### [O que produzir]
Dê continuidade ao texto sobre a queda da expectativa de vida nos Estados Unidos durante a pandemia, começando logo após a última frase apresentada.

### [Trecho do texto]
::::::::
Disparidades sociais no acesso à saúde se revelaram com mais intensidade na pandemia

A expectativa de vida nos Estados Unidos caiu em um ano no primeiro semestre de 2020 – a maior queda desde a 2ª Guerra Mundial – e retrocedeu ao patamar de 2006, de acordo com estimativas divulgadas pelos Centros de Controle e Prevenção de Doenças (CDC) na quinta-feira.

Foi a maior queda desde a Segunda Guerra Mundial, quando a expectativa de vida caiu 2,9 anos entre 1942 e 1943, registrou Elizabeth Arias, uma das autoras do relatório.

“O declínio na expectativa de vida no primeiro semestre de 2020 é uma aberração das mudanças na expectativa de vida de ano para ano durante as últimas duas décadas”, acrescentou a pesquisadora.

Essa tendência, exacerbada durante a pandemia, já vinha se pronunciando muito antes e está relacionada com a falta de acesso pleno ao sistema de saúde. Mary T. Bassett, ex-comissária de saúde da cidade de Nova York e professora de Saúde e Direitos Humanos na Universidade Harvard, disse que, a menos que o país resolva melhor a desigualdade, “podemos ver a expectativa de vida nos Estados Unidos estagnar ou declinar por algum tempo”.
::::::::
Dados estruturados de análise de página
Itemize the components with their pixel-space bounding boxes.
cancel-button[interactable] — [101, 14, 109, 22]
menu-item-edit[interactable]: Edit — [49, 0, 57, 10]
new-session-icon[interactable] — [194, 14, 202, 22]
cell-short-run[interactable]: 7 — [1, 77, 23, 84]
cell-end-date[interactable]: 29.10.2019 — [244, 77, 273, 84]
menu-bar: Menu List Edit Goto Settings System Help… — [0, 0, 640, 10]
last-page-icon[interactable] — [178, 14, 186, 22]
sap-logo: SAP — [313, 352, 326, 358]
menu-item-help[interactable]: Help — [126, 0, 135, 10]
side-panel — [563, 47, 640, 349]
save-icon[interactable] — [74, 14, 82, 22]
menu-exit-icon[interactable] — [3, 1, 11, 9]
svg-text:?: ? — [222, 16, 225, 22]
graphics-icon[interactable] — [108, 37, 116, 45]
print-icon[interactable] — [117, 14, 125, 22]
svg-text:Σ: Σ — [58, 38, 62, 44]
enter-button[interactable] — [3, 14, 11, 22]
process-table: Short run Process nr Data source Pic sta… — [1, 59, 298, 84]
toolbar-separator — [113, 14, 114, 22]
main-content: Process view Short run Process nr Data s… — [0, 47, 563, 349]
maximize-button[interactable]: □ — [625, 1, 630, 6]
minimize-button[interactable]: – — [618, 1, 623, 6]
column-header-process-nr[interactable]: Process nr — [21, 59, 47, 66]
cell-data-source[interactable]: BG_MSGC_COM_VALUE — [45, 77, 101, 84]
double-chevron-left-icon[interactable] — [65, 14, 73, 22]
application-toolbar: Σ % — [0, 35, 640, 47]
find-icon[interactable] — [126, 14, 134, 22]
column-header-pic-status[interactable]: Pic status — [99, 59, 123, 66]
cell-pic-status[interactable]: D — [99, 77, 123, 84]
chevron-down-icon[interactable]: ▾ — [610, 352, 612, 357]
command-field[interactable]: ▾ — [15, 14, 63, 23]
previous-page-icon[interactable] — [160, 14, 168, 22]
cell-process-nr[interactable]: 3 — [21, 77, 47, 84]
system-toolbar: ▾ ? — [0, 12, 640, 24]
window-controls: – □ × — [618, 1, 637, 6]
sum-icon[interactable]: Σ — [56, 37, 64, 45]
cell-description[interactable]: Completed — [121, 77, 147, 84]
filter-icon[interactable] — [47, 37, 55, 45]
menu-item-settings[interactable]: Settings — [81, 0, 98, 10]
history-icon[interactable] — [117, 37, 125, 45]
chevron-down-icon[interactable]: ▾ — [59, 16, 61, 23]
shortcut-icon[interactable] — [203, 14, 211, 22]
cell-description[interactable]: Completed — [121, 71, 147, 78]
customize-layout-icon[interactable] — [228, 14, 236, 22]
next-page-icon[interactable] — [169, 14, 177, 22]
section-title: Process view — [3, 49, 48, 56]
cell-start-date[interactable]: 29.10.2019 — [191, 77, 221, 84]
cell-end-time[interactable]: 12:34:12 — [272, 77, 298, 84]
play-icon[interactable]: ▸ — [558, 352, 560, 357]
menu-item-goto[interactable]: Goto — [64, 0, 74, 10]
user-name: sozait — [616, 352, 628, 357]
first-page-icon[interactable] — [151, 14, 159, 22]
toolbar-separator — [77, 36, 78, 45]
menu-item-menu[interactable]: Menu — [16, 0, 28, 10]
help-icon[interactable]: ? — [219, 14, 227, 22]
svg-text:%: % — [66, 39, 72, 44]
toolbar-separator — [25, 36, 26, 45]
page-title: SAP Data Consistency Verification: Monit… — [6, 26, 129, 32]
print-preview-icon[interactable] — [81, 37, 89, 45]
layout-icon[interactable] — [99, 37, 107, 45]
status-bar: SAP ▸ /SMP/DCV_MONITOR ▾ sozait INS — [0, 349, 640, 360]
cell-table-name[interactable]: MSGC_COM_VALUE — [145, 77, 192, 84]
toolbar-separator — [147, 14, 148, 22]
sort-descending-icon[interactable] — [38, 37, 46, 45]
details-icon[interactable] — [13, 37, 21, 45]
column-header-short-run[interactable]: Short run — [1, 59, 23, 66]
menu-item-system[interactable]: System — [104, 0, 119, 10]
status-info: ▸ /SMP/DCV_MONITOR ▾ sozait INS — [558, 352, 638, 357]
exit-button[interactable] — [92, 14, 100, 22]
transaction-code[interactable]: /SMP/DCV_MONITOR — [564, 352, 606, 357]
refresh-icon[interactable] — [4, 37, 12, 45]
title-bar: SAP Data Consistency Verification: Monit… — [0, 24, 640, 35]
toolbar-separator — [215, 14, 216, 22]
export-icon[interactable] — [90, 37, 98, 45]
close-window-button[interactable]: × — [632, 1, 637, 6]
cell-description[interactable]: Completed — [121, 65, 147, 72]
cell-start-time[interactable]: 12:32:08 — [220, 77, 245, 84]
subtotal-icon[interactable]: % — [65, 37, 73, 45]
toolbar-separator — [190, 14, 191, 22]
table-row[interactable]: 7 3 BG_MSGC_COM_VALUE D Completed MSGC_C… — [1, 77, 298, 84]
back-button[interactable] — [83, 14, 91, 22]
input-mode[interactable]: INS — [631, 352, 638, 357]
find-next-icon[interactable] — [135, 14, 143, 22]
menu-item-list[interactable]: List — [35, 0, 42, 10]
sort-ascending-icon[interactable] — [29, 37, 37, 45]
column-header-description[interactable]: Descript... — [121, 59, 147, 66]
::::::::
### [Resposta à tarefa]
Segundo Bassett, o índice nos Estados Unidos começou a ficar atrás dos de outros países desenvolvidos a partir da década de 1980, uma divergência que intrigou os pesquisadores.

Uma teoria para isso é que as crescentes disparidades econômicas também afetaram a saúde dos americanos. As condições de vida que levaram a piores taxas da Covid-19, como moradias superlotadas e proteção antivírus inadequada para trabalhadores de baixa renda, só vão agravar essa decorrência, explica a professora.

As estatísticas demonstram que negros e pessoas de origem hispânica estão contraindo o vírus em proporções muito mais elevadas que outros norte-americanos, uma vez que a pandemia tem exacerbado as desigualdades já anteriormente inerentes ao sistema de saúde norte-americano, com poucos recursos investidos em saúde pública.

“Elas reafirmam questões há muito colocadas em torno das disparidades atingindo populações vulneráveis”, afirmou a administradora do Medicare, Seema Verma, acrescentando que “raça e etnia estão longe de serem os únicos fatores nesta história”.

Em outas palavras, além da confirmação pela análise do Medicare de que os negros e latinos arcam com o maior peso em termos da devastação da pandemias, há mais detalhes a acrescentar. “O grupo coberto pelo Medicare – ou seja os norte-americanos mais pobres, particularmente os mais idosos, os acima de 65 anos – são considerados os mais vulneráveis ao coronavírus”.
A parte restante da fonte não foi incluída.